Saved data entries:
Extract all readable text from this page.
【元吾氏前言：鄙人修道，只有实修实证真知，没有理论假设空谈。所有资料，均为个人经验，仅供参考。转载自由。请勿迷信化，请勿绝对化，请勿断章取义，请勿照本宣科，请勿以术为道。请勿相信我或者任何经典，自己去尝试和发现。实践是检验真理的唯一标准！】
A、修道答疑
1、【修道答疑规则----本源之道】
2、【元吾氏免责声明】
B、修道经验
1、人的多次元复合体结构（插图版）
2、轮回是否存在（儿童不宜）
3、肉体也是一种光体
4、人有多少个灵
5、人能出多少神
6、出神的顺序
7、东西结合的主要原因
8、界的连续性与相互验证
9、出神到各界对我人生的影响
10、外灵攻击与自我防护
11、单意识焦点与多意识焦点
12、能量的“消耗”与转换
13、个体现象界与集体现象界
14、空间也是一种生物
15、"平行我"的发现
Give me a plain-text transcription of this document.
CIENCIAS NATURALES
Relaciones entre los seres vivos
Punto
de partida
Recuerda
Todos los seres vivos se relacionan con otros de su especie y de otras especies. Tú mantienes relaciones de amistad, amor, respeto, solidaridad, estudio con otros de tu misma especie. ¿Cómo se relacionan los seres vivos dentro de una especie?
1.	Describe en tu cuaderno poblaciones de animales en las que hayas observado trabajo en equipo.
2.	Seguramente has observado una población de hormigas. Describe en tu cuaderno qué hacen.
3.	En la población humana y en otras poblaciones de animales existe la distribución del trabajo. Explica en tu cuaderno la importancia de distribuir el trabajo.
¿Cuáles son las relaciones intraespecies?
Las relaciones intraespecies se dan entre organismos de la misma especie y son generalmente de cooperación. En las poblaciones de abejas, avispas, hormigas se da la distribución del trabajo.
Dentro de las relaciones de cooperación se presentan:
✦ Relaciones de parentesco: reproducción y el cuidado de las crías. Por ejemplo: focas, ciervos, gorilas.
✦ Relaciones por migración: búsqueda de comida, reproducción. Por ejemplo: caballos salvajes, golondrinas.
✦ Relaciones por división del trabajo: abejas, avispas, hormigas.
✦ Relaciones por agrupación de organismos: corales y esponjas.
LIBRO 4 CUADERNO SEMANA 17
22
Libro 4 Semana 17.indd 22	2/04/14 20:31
* * *
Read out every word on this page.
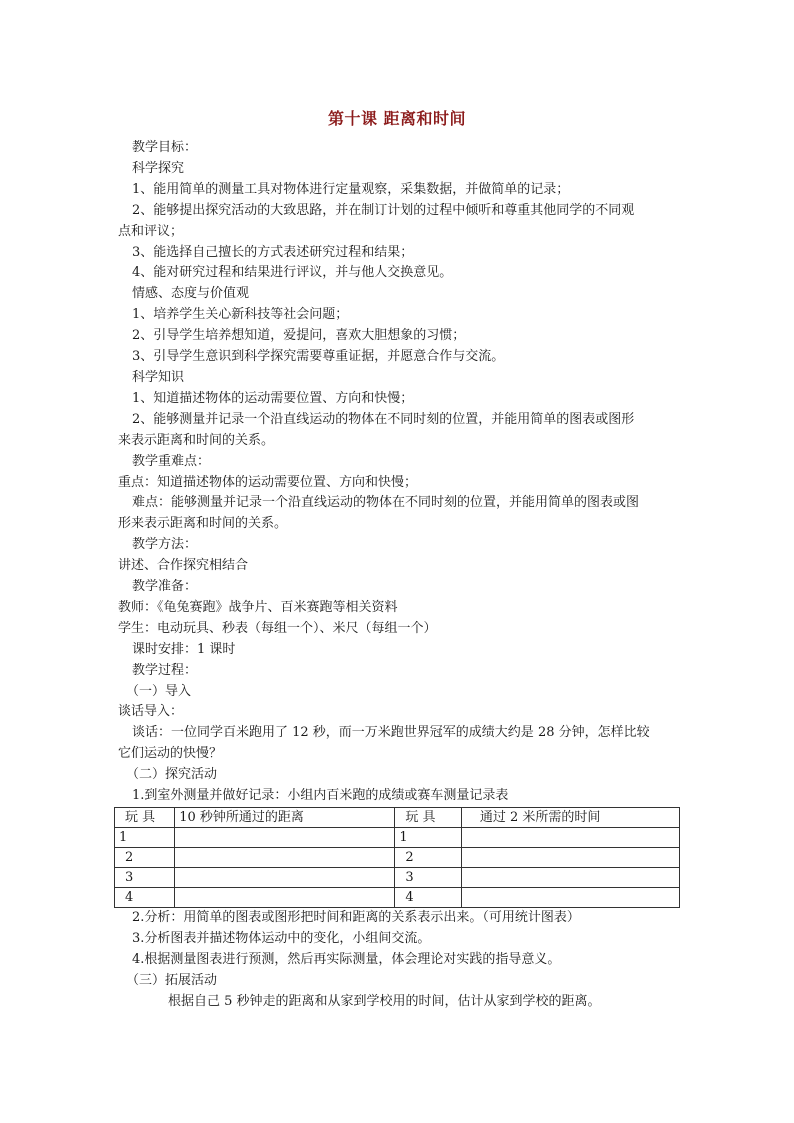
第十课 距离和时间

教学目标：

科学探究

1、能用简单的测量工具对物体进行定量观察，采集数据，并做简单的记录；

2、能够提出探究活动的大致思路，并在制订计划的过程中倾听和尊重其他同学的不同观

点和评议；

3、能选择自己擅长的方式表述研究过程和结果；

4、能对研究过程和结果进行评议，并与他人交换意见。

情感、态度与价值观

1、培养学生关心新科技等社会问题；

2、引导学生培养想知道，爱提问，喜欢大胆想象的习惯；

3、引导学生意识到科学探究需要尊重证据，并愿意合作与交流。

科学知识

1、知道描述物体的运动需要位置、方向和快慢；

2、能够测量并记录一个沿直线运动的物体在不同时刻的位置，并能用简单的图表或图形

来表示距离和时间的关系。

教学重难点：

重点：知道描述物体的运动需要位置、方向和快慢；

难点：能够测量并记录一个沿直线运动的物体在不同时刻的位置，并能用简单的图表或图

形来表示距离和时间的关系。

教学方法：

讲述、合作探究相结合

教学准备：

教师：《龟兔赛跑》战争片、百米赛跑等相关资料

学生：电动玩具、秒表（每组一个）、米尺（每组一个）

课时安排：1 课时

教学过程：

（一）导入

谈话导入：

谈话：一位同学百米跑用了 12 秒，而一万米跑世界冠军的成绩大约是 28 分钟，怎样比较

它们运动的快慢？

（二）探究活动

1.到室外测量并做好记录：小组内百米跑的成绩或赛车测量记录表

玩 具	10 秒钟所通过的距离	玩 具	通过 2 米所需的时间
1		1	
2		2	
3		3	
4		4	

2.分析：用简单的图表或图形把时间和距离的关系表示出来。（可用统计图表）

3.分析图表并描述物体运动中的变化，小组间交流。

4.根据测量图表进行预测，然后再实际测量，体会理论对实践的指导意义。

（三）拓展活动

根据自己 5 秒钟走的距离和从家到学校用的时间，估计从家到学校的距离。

## What needs to be done
In the listing, how many lines hold "otras"? Answer with a bare number.

## Result of the exercise
2